» DOCUMENT TEXT:
══════════
In aspects, the present disclosure provides a method for autonomously controlling wellbore tools. An illustrative method may include programming a memory module of a processor with a database having data relating to a selected parameter of interest; conveying a sensor and the processor along the wellbore; and activating a wellbore tool positioned in the wellbore if the processor determines that a measurement provided by the sensor correlates with the data in the database. In aspects, illustrative data may relate to: a geological parameter, a geophysical parameter, a petrophysical parameter, a wellbore parameter, a configuration of a wellbore tubular, a lithological parameter, and/or casing collars. The wellbore tool to be activated or controlled may include, but is not limited to, a perforating gun, a sensor, a formation evaluation tool, a production control device positioned in the wellbore, a seismic source, and/or a seismic receiver. Illustrative sensors include, but are not limited to, a formation evaluation tool, a casing collar locator, a pressure sensor, a temperature sensor, an NMR tool, a wellbore caliper, a directional survey tool, a fluid analysis tool, an accelerometer, and/or an odometer. In aspects, the method may include programming the processor to correlate the sensor measurements with a predetermined pattern associated with the data in the database, a preset value, and/or a preset range of values. In aspects, the method may include conveying a second sensor along the wellbore, and wherein the activating of the well tool does not occur unless a measurement from the second sensor meets preset criteria. The method of autonomous control may be employed for devices conveyed via a drill pipe, a coiled tubing, a slickline, or a free-fall device.

In aspects, the present disclosure provides an apparatus for autonomous control of a tool in a wellbore. An exemplary apparatus may include a well tool, a sensor associated with the well tool, a memory module programmed with data relating to a selected parameter of interest, and a processor in communication with the sensor and the memory module. The processor may be configured to activate the well tool if the processor determines that a measurement provided by the sensor correlates with the data in the database. In aspects, the present disclosure also provides a system for servicing a wellbore formed in an earthen formation. The system may include a rig, a conveyance device configured to convey the well tool into the wellbore, a well tool positioned along the conveyance device, a sensor positioned along the conveyance device, a memory module programmed with data relating to a selected parameter of interest, and a processor in communication with the sensor and the memory module. The processor may be programmed with: a predetermined pattern associated with the data in the database, a preset value, and/or a preset range of values. The processor may be programmed to activate the well tool when the processor finds: a substantial match between a predetermined pattern and at least one measured value, a preset value and at least one measured value, and/or a preset range of values and at least one measured range of values

Examples of the more important features of the disclosure have been summarized (albeit rather broadly) in order that the detailed description thereof that follows may be better understood and in order that the contributions they represent to the art may be appreciated. There are, of course, additional features of the disclosure that will be described hereinafter and which will form the subject of the claims appended hereto.
══════════
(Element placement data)
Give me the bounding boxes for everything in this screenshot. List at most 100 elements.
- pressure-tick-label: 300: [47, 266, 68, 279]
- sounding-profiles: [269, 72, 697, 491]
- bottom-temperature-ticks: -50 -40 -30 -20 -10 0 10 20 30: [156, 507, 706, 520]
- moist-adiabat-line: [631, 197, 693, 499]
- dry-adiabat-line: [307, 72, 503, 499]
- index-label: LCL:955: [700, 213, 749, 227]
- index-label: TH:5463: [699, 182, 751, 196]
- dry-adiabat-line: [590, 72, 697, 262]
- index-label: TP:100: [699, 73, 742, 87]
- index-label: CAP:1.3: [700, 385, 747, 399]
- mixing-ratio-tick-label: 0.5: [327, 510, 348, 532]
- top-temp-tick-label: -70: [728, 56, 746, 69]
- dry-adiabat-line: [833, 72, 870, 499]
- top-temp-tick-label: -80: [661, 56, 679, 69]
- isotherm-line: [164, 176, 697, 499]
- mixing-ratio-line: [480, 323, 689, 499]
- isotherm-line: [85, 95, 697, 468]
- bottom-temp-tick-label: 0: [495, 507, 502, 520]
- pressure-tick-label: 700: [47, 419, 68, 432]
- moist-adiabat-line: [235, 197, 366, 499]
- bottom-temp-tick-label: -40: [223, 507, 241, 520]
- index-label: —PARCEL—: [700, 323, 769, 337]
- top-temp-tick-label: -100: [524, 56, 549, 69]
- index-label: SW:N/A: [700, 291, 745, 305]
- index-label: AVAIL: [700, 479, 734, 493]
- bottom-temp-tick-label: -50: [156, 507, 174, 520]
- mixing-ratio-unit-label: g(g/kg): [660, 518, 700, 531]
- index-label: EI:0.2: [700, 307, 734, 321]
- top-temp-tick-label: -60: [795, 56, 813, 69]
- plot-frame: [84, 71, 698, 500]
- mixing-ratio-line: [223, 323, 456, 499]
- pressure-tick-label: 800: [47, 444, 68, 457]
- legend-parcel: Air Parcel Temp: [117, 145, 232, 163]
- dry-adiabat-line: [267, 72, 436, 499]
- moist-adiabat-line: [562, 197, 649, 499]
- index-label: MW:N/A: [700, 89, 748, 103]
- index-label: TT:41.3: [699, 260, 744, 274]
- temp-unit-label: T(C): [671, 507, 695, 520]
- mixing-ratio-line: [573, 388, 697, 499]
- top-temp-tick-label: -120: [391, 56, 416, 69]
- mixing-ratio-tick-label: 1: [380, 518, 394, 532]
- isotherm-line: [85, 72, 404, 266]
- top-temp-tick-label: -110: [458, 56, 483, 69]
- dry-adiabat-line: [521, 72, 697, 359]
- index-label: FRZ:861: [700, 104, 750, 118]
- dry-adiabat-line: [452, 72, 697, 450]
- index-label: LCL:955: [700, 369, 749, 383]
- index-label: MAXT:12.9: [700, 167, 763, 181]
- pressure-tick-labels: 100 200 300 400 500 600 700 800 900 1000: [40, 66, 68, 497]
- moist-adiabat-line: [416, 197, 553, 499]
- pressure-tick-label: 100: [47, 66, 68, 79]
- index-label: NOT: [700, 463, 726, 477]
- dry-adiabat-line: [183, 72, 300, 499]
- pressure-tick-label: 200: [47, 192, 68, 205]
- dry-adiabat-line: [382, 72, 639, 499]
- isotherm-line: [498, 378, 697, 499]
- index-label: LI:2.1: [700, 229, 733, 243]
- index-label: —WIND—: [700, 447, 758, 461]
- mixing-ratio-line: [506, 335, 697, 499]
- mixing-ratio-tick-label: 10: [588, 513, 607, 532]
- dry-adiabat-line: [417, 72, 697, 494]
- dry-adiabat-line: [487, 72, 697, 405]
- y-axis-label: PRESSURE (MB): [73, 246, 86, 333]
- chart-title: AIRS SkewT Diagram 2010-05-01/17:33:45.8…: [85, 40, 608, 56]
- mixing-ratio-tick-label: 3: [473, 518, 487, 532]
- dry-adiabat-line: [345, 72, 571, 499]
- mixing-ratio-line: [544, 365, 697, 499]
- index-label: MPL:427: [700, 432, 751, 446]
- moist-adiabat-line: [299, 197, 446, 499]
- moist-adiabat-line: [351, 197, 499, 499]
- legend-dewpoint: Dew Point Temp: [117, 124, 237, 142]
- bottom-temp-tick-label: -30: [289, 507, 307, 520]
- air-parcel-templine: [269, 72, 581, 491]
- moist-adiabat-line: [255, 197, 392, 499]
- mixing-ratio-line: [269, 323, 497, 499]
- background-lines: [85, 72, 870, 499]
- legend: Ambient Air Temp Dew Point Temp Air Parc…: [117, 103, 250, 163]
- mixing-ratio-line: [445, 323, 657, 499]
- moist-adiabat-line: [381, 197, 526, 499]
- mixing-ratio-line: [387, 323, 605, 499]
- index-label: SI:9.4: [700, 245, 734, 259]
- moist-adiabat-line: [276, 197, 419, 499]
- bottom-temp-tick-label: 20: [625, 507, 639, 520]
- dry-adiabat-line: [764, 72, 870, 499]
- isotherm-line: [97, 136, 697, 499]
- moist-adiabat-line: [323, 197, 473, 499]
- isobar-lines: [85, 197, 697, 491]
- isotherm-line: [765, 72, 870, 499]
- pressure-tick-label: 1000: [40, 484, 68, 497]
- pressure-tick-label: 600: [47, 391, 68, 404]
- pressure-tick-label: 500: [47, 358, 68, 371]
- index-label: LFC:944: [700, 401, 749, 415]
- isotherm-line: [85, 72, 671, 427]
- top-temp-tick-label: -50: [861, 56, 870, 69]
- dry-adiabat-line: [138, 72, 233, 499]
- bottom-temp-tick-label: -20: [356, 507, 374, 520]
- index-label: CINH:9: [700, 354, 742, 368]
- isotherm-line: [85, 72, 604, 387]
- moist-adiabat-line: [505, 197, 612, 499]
══════════
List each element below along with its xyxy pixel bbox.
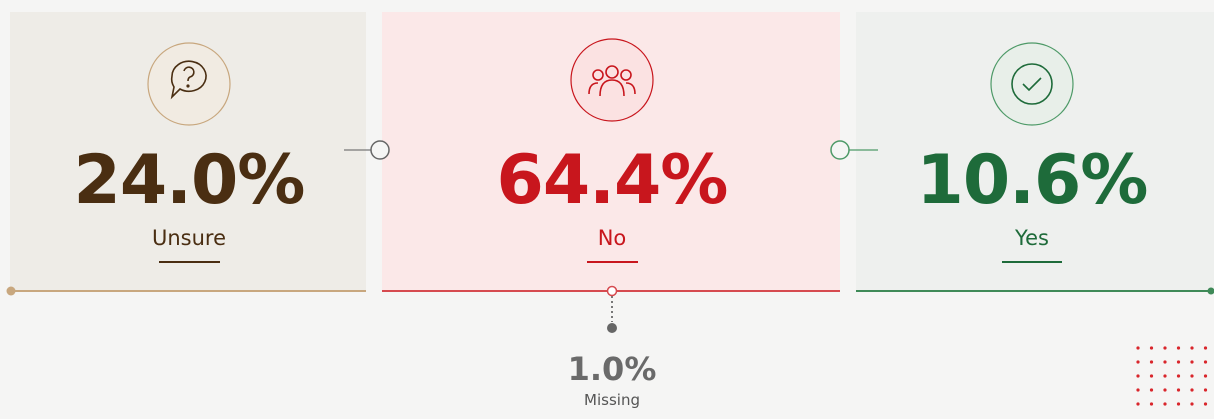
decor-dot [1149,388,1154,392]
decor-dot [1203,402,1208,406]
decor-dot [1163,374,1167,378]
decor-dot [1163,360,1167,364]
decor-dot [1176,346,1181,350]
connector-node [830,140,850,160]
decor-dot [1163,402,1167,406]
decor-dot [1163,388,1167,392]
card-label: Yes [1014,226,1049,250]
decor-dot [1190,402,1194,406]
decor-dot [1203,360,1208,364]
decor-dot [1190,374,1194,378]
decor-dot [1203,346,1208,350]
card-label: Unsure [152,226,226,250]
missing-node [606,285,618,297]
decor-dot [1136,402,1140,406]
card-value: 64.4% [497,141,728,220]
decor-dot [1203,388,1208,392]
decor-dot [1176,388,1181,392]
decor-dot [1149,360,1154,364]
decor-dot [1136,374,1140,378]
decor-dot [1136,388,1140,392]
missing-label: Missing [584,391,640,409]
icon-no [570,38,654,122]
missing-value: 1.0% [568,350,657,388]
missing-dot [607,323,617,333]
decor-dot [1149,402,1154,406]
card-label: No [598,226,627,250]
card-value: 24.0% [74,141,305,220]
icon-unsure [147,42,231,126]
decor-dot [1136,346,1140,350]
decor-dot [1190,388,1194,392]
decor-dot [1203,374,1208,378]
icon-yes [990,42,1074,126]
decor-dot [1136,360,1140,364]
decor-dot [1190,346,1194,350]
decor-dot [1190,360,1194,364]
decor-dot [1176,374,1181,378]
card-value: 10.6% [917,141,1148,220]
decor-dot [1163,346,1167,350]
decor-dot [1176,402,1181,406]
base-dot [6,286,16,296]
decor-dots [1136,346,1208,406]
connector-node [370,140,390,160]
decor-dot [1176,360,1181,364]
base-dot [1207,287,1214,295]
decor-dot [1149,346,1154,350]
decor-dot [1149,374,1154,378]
══════════
» WORK INSTRUCTIONS:
(1) Decide whether each statement below agrees with the text on autonomous wellbore tool control above. Answer yes or no for each and quote the deciding words of the text.
(a) The method of autonomous control may be used for devices conveyed by coiled tubing.
(b) A seismic source is named as one of the illustrative sensors.
(c) The system for servicing a wellbore may include a rig.
(2) Retype the part of the text on autonomous wellbore tool control above that opens with the words containing "Examples of the" and closes with "claims appended hereto.".

» ANSWERS BELOW:
(1)
(a) Yes: "The method of autonomous control may be employed for devices conveyed via a drill pipe, a coiled tubing, a slickline, or a free-fall device."
(b) No: "Illustrative sensors include, but are not limited to, a formation evaluation tool, a casing collar locator, a pressure sensor, a temperature sensor, an NMR tool, a wellbore caliper, a directional survey tool, a fluid analysis tool, an accelerometer, and/or an odometer."
(c) Yes: "The system may include a rig"

(2)
Examples of the more important features of the disclosure have been summarized (albeit rather broadly) in order that the detailed description thereof that follows may be better understood and in order that the contributions they represent to the art may be appreciated. There are, of course, additional features of the disclosure that will be described hereinafter and which will form the subject of the claims appended hereto.